◆ **What is being asked**:
Could you write out every record below exactly, leaving out any pictures?

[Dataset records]
--- begin ---

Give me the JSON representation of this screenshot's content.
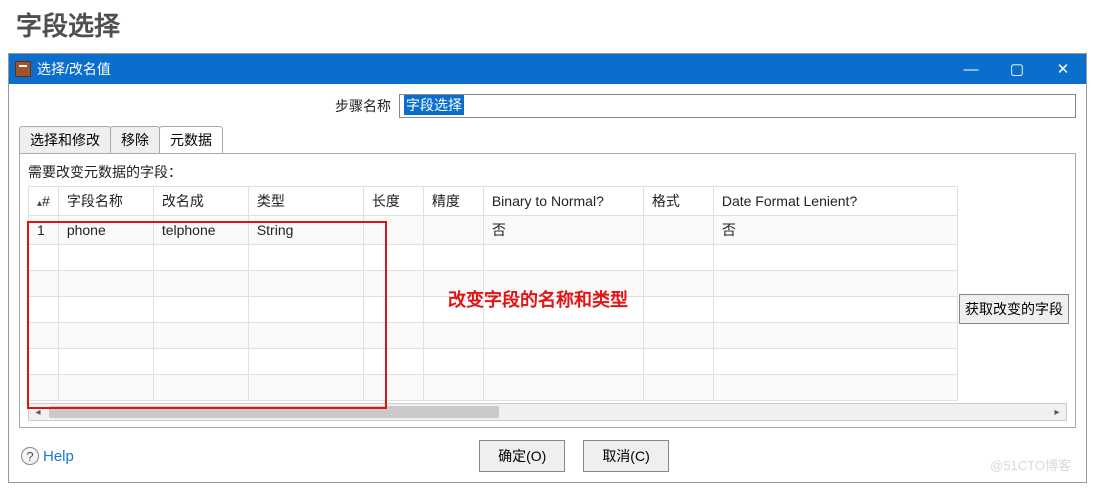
{
  "page_heading": "字段选择",
  "window": {
    "title": "选择/改名值"
  },
  "step": {
    "label": "步骤名称",
    "value": "字段选择"
  },
  "tabs": [
    {
      "label": "选择和修改",
      "active": false
    },
    {
      "label": "移除",
      "active": false
    },
    {
      "label": "元数据",
      "active": true
    }
  ],
  "pane": {
    "description": "需要改变元数据的字段："
  },
  "table": {
    "headers": {
      "num": "#",
      "field": "字段名称",
      "rename": "改名成",
      "type": "类型",
      "length": "长度",
      "precision": "精度",
      "b2n": "Binary to Normal?",
      "format": "格式",
      "lenient": "Date Format Lenient?"
    },
    "rows": [
      {
        "num": "1",
        "field": "phone",
        "rename": "telphone",
        "type": "String",
        "length": "",
        "precision": "",
        "b2n": "否",
        "format": "",
        "lenient": "否"
      }
    ]
  },
  "overlay_text": "改变字段的名称和类型",
  "side_button": "获取改变的字段",
  "footer": {
    "help": "Help",
    "ok": "确定(O)",
    "cancel": "取消(C)"
  },
  "watermark": "@51CTO博客"
}
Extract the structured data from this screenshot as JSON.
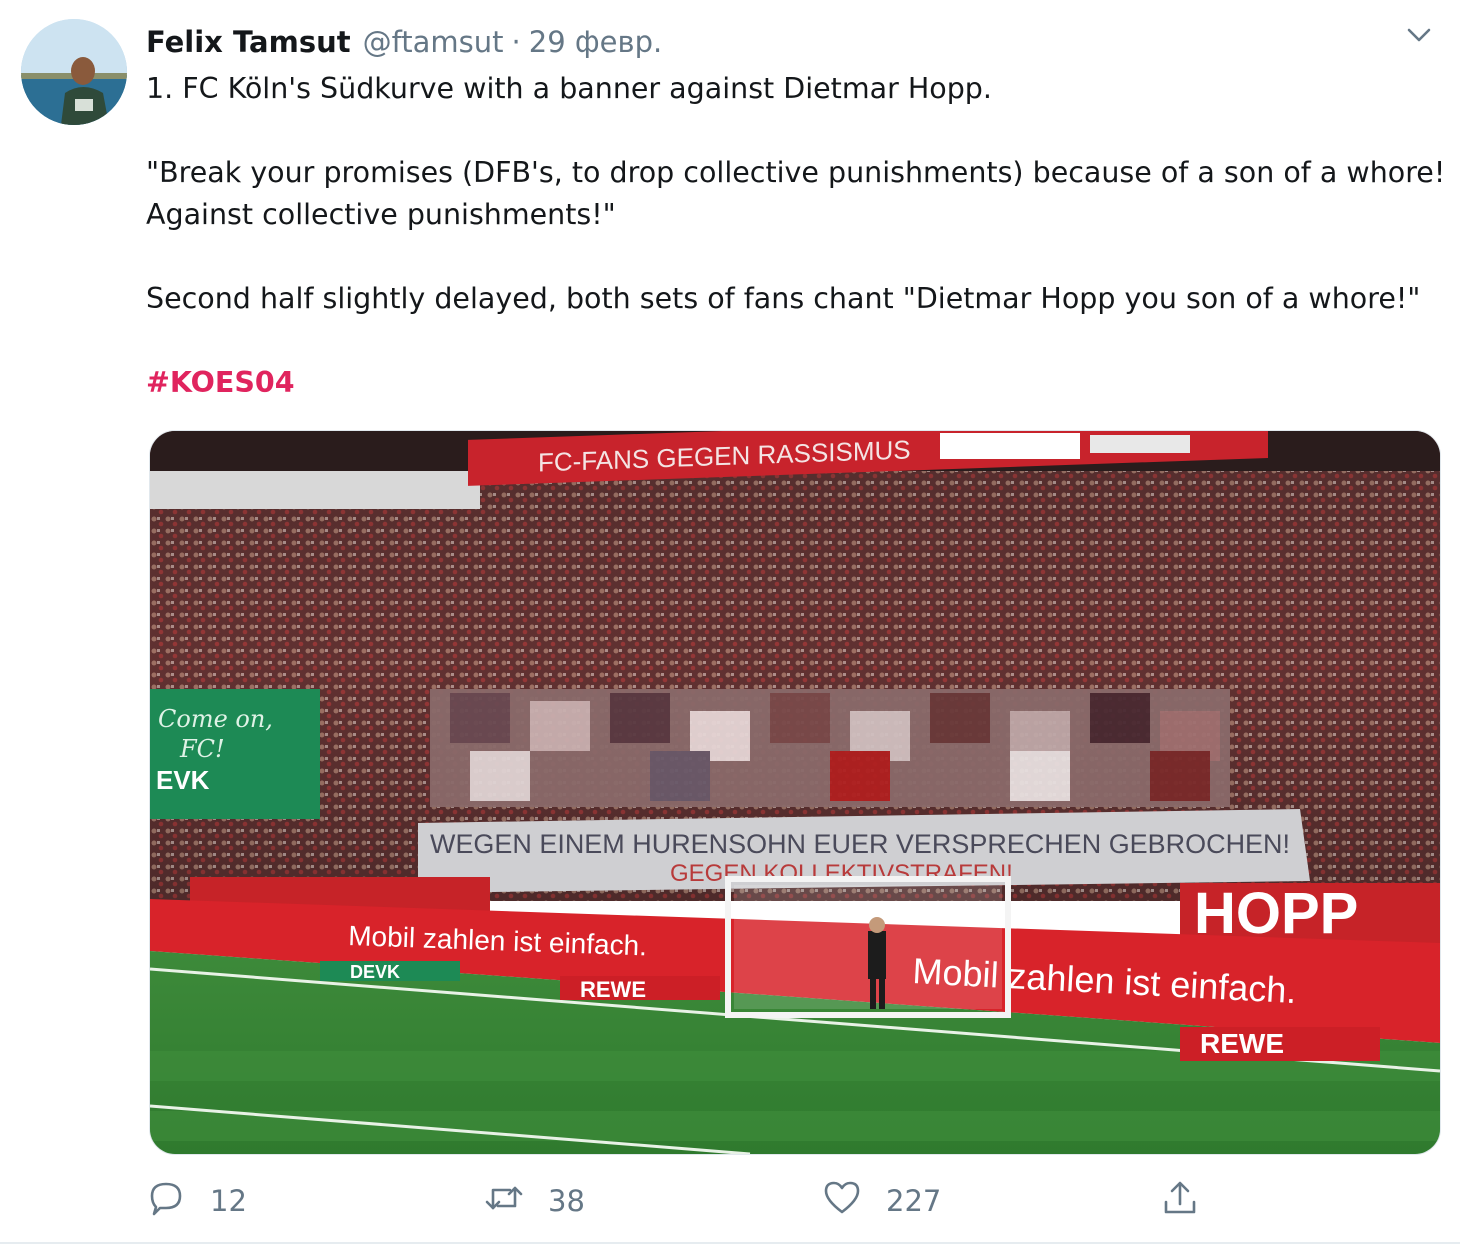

--- end ---

◆ **Response to the exercise**:
Give me the JSON representation of this screenshot's content.
{
  "page_heading": "字段选择",
  "window": {
    "title": "选择/改名值"
  },
  "step": {
    "label": "步骤名称",
    "value": "字段选择"
  },
  "tabs": [
    {
      "label": "选择和修改",
      "active": false
    },
    {
      "label": "移除",
      "active": false
    },
    {
      "label": "元数据",
      "active": true
    }
  ],
  "pane": {
    "description": "需要改变元数据的字段："
  },
  "table": {
    "headers": {
      "num": "#",
      "field": "字段名称",
      "rename": "改名成",
      "type": "类型",
      "length": "长度",
      "precision": "精度",
      "b2n": "Binary to Normal?",
      "format": "格式",
      "lenient": "Date Format Lenient?"
    },
    "rows": [
      {
        "num": "1",
        "field": "phone",
        "rename": "telphone",
        "type": "String",
        "length": "",
        "precision": "",
        "b2n": "否",
        "format": "",
        "lenient": "否"
      }
    ]
  },
  "overlay_text": "改变字段的名称和类型",
  "side_button": "获取改变的字段",
  "footer": {
    "help": "Help",
    "ok": "确定(O)",
    "cancel": "取消(C)"
  },
  "watermark": "@51CTO博客"
}
Extract the structured data from this screenshot as JSON.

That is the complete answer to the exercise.